**RECORDS SHOWN:**

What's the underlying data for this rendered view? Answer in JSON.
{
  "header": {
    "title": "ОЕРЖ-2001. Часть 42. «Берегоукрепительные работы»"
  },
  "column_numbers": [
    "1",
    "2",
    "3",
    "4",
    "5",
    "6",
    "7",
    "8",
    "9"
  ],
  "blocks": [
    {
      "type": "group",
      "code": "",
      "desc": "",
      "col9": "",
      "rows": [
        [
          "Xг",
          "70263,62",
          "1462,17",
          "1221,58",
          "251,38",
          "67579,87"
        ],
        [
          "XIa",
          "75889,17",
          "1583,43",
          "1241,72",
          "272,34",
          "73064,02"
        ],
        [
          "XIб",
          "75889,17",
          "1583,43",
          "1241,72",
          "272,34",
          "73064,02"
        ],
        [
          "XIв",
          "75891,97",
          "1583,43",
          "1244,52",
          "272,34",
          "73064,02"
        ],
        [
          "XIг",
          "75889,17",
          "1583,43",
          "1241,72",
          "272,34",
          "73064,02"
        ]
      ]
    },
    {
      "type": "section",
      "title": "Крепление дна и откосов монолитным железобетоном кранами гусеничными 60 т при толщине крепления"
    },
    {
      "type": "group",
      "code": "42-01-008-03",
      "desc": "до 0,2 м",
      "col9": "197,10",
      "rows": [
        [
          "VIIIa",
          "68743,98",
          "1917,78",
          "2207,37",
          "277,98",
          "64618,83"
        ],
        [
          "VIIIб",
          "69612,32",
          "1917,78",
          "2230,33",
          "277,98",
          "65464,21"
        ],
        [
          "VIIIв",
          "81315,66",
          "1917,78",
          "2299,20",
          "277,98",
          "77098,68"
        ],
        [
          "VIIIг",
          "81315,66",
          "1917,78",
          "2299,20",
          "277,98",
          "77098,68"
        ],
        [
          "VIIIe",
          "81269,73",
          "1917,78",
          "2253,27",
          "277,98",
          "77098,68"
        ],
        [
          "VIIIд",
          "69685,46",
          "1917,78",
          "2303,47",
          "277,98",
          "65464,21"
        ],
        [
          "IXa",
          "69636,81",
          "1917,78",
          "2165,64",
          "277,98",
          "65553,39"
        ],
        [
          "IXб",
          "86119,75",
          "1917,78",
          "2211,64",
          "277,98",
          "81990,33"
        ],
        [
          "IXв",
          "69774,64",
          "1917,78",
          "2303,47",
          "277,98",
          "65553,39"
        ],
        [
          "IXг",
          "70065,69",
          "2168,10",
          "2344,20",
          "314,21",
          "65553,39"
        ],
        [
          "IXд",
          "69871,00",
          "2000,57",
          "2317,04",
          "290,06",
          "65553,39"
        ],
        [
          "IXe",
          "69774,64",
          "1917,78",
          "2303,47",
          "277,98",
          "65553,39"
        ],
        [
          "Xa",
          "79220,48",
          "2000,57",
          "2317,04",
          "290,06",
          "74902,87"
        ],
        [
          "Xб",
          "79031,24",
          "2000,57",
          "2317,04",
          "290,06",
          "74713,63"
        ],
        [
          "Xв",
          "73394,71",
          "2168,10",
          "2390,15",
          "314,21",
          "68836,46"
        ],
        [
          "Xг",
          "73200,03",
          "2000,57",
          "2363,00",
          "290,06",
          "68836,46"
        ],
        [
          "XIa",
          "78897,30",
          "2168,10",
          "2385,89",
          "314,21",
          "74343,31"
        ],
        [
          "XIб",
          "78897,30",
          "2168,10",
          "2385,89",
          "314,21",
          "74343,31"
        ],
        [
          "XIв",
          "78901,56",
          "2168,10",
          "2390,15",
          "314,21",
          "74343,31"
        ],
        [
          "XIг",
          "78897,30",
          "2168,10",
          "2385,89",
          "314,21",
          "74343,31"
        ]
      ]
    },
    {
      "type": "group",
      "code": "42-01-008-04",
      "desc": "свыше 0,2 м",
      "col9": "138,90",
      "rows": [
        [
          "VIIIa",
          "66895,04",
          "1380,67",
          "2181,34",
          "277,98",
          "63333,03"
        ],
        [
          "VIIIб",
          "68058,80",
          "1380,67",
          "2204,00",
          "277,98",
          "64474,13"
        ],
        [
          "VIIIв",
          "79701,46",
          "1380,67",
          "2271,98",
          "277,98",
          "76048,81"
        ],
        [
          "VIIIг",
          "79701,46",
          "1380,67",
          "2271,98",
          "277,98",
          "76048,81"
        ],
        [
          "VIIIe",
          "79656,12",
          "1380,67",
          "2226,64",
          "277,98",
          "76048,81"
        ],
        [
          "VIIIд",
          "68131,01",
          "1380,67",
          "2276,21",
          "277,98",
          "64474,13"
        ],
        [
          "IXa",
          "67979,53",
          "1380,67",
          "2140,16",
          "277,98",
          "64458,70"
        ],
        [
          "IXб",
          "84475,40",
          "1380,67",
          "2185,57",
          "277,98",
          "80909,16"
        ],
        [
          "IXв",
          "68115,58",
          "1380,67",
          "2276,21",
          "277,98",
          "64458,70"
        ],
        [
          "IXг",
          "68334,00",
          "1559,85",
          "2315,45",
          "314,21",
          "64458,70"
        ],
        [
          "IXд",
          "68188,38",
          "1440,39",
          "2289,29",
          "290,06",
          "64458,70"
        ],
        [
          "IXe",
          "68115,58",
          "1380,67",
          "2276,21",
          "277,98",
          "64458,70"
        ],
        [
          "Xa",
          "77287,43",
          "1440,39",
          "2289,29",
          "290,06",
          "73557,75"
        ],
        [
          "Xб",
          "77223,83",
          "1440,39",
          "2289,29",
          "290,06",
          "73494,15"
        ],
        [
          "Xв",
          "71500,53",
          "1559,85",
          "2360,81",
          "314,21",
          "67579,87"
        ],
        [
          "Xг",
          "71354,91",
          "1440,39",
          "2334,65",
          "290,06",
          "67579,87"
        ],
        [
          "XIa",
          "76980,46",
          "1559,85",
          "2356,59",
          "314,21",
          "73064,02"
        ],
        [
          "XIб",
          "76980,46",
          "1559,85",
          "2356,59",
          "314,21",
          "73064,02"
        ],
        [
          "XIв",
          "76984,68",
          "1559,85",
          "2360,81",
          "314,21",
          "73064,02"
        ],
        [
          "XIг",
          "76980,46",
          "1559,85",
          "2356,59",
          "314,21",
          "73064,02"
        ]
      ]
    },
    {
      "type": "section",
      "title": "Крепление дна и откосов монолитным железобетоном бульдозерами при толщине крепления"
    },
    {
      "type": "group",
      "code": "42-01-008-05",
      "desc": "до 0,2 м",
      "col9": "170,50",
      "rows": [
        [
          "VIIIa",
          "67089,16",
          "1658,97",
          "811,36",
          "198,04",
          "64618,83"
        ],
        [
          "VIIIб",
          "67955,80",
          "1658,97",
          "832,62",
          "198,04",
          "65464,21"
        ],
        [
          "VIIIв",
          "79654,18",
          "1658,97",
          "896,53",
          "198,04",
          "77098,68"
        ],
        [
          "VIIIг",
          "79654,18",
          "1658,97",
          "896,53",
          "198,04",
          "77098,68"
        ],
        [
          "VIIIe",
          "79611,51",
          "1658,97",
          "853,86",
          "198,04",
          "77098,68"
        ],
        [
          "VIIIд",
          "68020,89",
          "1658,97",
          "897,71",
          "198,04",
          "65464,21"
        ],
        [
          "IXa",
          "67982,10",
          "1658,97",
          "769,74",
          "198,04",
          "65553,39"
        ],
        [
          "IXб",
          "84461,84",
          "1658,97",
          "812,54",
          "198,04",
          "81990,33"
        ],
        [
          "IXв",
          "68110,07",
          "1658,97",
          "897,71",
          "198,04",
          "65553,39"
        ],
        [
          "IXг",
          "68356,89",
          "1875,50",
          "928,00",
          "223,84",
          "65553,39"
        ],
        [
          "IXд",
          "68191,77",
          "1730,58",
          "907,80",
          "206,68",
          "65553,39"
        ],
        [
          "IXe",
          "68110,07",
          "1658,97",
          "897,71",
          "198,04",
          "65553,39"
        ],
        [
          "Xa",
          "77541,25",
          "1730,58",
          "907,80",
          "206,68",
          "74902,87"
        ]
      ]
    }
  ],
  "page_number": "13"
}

**PROBLEM TO SOLVE:** Going through the data, tally the lines containing "толщине" and report only the result.

**TASK OUTPUT:** 2